What you should do: Look through the lines of the material and count those containing "name". Give that count alone.

Records shown:
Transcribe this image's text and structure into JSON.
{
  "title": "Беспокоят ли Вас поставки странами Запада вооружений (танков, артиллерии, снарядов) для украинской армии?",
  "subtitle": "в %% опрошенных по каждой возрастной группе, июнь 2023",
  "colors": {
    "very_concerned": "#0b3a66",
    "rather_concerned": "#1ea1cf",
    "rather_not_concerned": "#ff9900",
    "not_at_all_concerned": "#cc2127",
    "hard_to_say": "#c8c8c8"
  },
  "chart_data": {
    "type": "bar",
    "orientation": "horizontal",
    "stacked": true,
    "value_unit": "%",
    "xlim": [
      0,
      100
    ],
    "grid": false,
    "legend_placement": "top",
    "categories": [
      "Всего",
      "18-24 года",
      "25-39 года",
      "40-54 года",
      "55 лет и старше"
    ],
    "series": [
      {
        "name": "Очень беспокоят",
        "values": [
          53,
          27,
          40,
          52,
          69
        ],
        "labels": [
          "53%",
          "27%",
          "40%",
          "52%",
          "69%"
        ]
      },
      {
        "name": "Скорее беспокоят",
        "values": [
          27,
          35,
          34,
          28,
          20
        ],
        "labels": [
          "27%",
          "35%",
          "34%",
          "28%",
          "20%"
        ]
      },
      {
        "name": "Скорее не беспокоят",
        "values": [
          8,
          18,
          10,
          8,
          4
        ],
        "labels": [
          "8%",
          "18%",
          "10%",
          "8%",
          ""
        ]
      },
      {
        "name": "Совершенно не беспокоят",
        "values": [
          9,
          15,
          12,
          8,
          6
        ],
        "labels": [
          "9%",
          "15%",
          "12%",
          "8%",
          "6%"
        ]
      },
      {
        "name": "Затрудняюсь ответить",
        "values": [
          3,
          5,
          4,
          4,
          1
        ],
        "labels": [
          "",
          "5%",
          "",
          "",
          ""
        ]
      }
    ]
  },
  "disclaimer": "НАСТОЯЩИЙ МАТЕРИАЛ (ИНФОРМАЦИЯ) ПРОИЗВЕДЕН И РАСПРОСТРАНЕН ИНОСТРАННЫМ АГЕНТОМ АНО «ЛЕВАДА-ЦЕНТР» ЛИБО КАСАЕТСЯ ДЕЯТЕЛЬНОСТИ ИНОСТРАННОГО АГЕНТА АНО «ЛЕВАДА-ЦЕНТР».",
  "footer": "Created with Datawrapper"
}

Task solution: 5